» **Your objective**
Extract the text of each entry below exactly, leaving every image behind.

» **Stored data**
**********
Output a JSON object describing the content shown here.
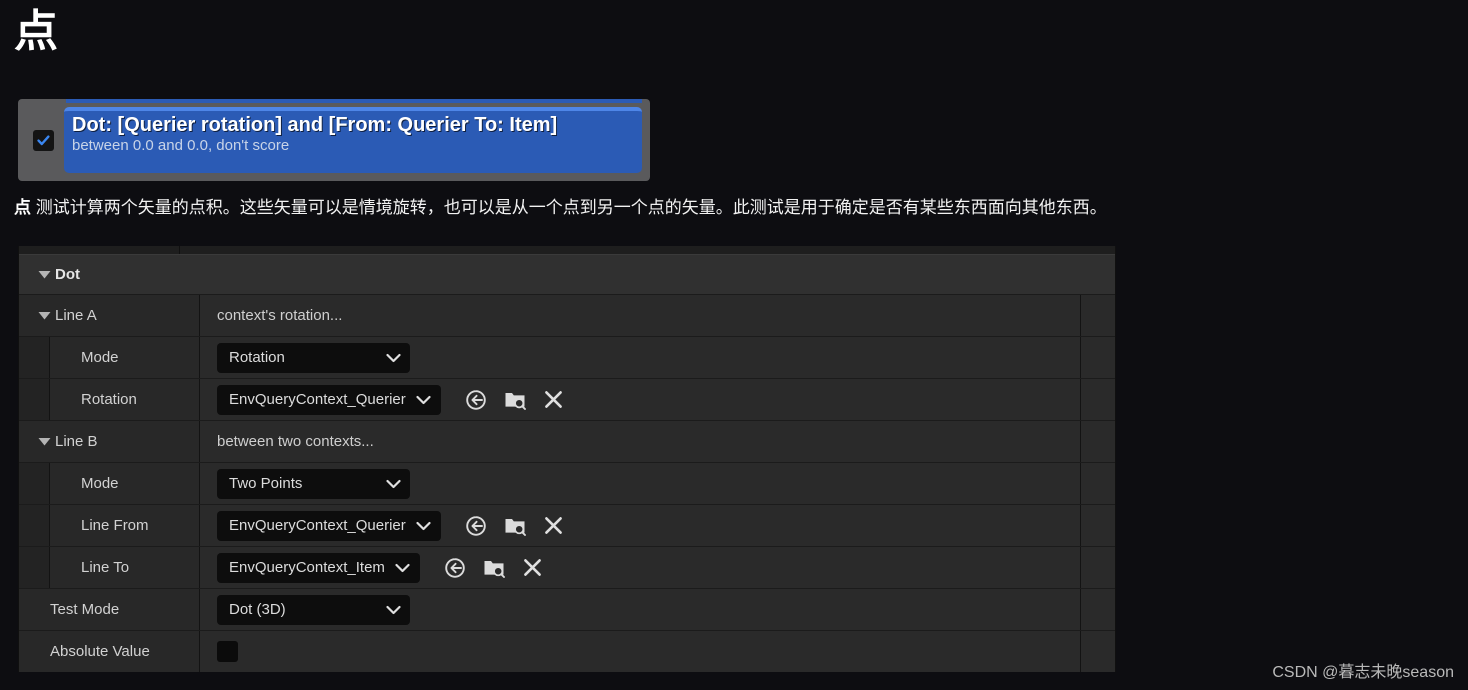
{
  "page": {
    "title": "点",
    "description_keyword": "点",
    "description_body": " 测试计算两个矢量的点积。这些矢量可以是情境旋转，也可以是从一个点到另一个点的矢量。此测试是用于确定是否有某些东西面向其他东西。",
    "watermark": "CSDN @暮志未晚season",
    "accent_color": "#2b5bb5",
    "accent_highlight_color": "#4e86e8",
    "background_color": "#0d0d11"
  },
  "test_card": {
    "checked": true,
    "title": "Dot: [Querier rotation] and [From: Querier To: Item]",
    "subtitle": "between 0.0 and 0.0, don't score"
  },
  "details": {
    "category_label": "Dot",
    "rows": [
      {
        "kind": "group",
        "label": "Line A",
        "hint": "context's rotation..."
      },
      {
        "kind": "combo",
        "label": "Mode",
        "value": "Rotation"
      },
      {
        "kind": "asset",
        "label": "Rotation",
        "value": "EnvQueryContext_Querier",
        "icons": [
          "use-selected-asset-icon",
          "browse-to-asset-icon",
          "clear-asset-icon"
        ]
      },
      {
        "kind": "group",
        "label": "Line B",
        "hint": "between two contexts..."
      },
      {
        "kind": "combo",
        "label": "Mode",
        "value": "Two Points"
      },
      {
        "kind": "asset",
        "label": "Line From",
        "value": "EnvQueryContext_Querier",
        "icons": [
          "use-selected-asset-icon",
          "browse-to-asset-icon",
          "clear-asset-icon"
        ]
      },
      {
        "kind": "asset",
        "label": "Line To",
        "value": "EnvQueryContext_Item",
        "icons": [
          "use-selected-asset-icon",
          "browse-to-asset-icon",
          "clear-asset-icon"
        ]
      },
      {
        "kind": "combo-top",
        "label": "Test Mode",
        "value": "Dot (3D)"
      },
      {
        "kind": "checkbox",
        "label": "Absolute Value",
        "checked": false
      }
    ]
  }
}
**********
» **Expected answer**
Output a JSON object describing the content shown here.
{
  "page": {
    "title": "点",
    "description_keyword": "点",
    "description_body": " 测试计算两个矢量的点积。这些矢量可以是情境旋转，也可以是从一个点到另一个点的矢量。此测试是用于确定是否有某些东西面向其他东西。",
    "watermark": "CSDN @暮志未晚season",
    "accent_color": "#2b5bb5",
    "accent_highlight_color": "#4e86e8",
    "background_color": "#0d0d11"
  },
  "test_card": {
    "checked": true,
    "title": "Dot: [Querier rotation] and [From: Querier To: Item]",
    "subtitle": "between 0.0 and 0.0, don't score"
  },
  "details": {
    "category_label": "Dot",
    "rows": [
      {
        "kind": "group",
        "label": "Line A",
        "hint": "context's rotation..."
      },
      {
        "kind": "combo",
        "label": "Mode",
        "value": "Rotation"
      },
      {
        "kind": "asset",
        "label": "Rotation",
        "value": "EnvQueryContext_Querier",
        "icons": [
          "use-selected-asset-icon",
          "browse-to-asset-icon",
          "clear-asset-icon"
        ]
      },
      {
        "kind": "group",
        "label": "Line B",
        "hint": "between two contexts..."
      },
      {
        "kind": "combo",
        "label": "Mode",
        "value": "Two Points"
      },
      {
        "kind": "asset",
        "label": "Line From",
        "value": "EnvQueryContext_Querier",
        "icons": [
          "use-selected-asset-icon",
          "browse-to-asset-icon",
          "clear-asset-icon"
        ]
      },
      {
        "kind": "asset",
        "label": "Line To",
        "value": "EnvQueryContext_Item",
        "icons": [
          "use-selected-asset-icon",
          "browse-to-asset-icon",
          "clear-asset-icon"
        ]
      },
      {
        "kind": "combo-top",
        "label": "Test Mode",
        "value": "Dot (3D)"
      },
      {
        "kind": "checkbox",
        "label": "Absolute Value",
        "checked": false
      }
    ]
  }
}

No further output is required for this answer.